> _Exercise requirements_:
In how many lines does the string "this" appear? Answer with the number only.

> _Exercise inputs_:
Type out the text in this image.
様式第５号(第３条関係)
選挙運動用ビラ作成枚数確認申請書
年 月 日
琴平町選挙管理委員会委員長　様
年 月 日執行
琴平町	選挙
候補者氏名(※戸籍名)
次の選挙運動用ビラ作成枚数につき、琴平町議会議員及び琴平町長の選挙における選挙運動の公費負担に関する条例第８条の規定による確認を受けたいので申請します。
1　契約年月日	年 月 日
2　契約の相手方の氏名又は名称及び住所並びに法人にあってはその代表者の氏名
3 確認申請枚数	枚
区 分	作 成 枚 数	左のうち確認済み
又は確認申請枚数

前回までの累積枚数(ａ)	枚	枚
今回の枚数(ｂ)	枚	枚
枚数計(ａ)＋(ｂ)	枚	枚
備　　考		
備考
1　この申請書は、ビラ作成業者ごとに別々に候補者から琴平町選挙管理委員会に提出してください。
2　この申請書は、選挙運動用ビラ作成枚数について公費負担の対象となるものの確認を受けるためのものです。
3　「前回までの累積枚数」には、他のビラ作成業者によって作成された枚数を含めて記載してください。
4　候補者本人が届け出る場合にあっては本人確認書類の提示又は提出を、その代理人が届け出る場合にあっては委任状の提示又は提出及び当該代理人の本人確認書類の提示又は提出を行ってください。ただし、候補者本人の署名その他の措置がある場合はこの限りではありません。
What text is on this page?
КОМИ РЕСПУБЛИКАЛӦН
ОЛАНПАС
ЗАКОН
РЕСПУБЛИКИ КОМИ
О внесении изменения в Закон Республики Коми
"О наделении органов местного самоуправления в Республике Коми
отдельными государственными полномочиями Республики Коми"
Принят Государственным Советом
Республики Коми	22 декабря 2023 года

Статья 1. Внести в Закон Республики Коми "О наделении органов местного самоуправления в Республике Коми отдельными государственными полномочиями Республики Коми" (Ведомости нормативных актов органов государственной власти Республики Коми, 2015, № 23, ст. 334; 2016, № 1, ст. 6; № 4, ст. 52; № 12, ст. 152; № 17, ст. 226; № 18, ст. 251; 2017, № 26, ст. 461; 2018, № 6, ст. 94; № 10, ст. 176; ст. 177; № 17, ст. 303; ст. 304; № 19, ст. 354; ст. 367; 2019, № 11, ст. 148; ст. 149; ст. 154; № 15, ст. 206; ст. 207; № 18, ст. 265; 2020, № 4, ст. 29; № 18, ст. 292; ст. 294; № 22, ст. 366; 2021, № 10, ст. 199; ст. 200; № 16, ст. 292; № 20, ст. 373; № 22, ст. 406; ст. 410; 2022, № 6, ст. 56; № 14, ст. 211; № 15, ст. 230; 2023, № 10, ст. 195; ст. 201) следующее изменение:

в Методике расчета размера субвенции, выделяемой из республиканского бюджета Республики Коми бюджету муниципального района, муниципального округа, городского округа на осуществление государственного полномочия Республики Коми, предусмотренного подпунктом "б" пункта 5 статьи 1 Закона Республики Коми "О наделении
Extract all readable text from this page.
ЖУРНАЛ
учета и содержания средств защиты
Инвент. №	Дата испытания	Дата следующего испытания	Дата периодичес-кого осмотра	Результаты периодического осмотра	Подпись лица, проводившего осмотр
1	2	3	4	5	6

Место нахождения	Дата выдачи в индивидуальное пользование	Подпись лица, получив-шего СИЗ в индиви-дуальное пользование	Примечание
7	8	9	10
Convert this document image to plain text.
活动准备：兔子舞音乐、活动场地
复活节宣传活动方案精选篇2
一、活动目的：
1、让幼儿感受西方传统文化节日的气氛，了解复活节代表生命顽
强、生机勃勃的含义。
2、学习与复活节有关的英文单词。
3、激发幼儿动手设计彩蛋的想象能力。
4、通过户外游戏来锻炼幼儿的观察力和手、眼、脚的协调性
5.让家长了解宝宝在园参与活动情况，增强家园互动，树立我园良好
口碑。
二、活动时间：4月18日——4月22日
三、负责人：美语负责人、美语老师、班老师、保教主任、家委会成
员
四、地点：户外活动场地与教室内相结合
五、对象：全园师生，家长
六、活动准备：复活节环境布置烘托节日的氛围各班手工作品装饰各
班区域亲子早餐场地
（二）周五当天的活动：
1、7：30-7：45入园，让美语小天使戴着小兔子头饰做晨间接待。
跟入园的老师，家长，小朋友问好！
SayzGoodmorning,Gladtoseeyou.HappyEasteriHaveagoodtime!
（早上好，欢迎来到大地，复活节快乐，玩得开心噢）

> _Answer below_:
4